> _Document excerpt_:
•••
U.S. President Donald Trump's political base consists of three main groups: white men without a college education, Evangelist Christians and Orthodox Jews.
That's a peculiar triangular alliance, but this is the audience Trump aims for at almost every one of his decisions on policy.
The Americans belonging to this triangle are the only ones Trump is careful not to offend and also the only ones he shows up before.
Last week, Trump gave a speech in front of supporters from the ultra-Orthodox Jewish community in New York and publicly addressed Israel for the first time in weeks.
He made a bad joke on the political situation in Israel – "they continue to have elections but nobody's getting elected" – and said that he has a "95 percent approval rating" in Israel.
But the moment that best summarized Trump's mood was when he talked about the security situation in southern Israel as if he were a news reporter covering the subject: "It's crazy, missiles are flying and Israel is firing back.
Trump saves his newscaster routine for issues that simply don't interest him and almost any situation that doesn't personally affect him doesn’t interest him, because the only thing Donald Trump cares about is Donald Trump.
Whatever is going on between Israel and the Palestinians simply has nothing to do with him. He can't make money off of this, it can't help him politically. He'd probably have gotten involved if he thought it'd get him a Nobel Peace Prize, but he knows it won't happen.
The days where U.S. presidents hurried to send their secretary of state to stop any round of fighting are over, and as the "Ukrainegate" fiasco - which triggered an impeachment inquiry against Trump - shows us, the days where presidents determined their allies according to America's interests, rather than the president's own personal interests, are also over.
On the surface, what seems as Trump withdrawing from the Middle East falls in line with his separatist "America first" approach that helped him take the Oval Office in the first place.
In actual fact, he isn't really withdrawing, he's only remobilizing the troops. He sent thousands of U.S. soldiers to Saudi Arabia at the request of his friend Crown Prince Mohammad bin Salman and the decision to pull U.S. forces out of the Kurdish region in Syria was requested by another autocratic ruler, Turkish President Tayyip Erdogan.
On the other hand, Trump's disregard for what is happening in Israel stems mainly from his disinterest. He's got an impeachment inquiry looming over his head, after all.
Donald Trump doesn't really care about Israel and he certainly doesn't care about what happens the day after he leaves the White House.
What seems like unconditioned support on Trump's side is primarily a personal political survival mechanism – keep the Christian right and the Orthodox Jews fully united behind him.
On the instinctive level, on which Trump acts 90 percent of the time, he simply despises Muslims, besides the ones he can do business with.
That drives much of what looks like an open check he's been giving Israel over the past three years and allows him to sweep another significant part of his supporter base under the rug: anti-Semites.
Israel is one of the few countries in the world where Donald Trump is popular and maybe moving the U.S. embassy from Tel Aviv to Jerusalem justifies this popularity, but along the way, the support Israel had from America's two biggest parties was destroyed.
•••
> _Source data_:
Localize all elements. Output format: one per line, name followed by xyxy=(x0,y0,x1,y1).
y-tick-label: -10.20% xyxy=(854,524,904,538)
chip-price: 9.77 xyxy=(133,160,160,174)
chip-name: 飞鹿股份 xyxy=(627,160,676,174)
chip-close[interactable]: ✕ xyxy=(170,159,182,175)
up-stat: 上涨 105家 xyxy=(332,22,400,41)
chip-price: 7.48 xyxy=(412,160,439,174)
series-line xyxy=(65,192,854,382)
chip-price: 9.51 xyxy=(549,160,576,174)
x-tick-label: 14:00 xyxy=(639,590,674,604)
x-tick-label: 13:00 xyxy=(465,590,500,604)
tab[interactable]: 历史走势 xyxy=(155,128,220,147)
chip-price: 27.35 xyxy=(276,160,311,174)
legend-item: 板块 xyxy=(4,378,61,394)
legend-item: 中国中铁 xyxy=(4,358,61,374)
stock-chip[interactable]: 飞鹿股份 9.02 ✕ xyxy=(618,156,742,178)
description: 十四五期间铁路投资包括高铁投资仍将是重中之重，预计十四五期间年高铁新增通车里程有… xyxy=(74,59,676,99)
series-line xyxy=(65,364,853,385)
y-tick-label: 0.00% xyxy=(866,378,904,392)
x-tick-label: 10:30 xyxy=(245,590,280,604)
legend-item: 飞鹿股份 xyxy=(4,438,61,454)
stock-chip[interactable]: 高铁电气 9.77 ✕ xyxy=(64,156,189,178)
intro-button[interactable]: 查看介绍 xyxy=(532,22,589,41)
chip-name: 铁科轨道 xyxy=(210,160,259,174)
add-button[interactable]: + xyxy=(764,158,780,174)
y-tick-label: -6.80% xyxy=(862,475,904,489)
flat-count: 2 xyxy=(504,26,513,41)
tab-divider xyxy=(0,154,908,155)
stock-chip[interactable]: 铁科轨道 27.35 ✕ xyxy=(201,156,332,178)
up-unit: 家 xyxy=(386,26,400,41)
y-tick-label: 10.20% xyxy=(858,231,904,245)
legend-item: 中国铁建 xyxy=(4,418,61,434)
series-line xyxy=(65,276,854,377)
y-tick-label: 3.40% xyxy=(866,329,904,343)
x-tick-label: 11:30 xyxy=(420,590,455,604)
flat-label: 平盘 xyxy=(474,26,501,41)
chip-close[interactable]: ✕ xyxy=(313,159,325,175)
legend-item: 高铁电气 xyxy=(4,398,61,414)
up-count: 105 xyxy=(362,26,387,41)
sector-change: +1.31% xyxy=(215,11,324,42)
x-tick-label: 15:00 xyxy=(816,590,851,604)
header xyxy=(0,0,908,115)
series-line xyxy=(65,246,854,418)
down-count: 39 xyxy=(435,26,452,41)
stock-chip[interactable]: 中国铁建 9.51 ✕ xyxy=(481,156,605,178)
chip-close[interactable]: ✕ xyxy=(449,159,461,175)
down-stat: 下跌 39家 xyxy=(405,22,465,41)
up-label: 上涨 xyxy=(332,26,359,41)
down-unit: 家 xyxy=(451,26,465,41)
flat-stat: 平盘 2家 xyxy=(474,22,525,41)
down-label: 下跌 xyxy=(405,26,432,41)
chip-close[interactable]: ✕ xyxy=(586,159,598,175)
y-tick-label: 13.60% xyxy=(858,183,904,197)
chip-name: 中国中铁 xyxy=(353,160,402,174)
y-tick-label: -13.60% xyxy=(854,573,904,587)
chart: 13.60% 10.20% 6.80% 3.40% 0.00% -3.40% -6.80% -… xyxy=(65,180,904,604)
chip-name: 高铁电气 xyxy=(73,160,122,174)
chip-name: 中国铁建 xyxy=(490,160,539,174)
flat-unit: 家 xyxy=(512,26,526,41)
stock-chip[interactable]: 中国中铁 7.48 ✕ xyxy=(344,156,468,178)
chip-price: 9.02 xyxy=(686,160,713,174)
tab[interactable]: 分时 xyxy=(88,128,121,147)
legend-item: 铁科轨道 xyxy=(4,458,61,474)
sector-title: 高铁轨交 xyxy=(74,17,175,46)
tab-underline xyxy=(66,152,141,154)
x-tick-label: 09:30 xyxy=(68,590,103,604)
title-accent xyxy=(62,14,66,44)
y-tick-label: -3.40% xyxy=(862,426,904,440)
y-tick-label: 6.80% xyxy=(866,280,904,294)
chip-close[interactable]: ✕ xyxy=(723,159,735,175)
•••
> _Work task 1_: Reproduce the piece on Trump and Israel from "But the moment" to "it won't happen.", swapping "newscaster" for "news anchor".
> _Work task 2_:
Answer these questions using the piece on Trump and Israel.
(a) Which three groups make up Trump's political base?
(b) What approval rating did Trump say he has in Israel?
(c) At whose request did Trump send thousands of U.S. soldiers to Saudi Arabia?

> _Exercise result 1_:
But the moment that best summarized Trump's mood was when he talked about the security situation in southern Israel as if he were a news reporter covering the subject: "It's crazy, missiles are flying and Israel is firing back.
Trump saves his news anchor routine for issues that simply don't interest him and almost any situation that doesn't personally affect him doesn’t interest him, because the only thing Donald Trump cares about is Donald Trump.
Whatever is going on between Israel and the Palestinians simply has nothing to do with him. He can't make money off of this, it can't help him politically. He'd probably have gotten involved if he thought it'd get him a Nobel Peace Prize, but he knows it won't happen.

> _Exercise result 2_:
(a) White men without a college education, Evangelist Christians and Orthodox Jews.
(b) A "95 percent approval rating."
(c) Crown Prince Mohammad bin Salman.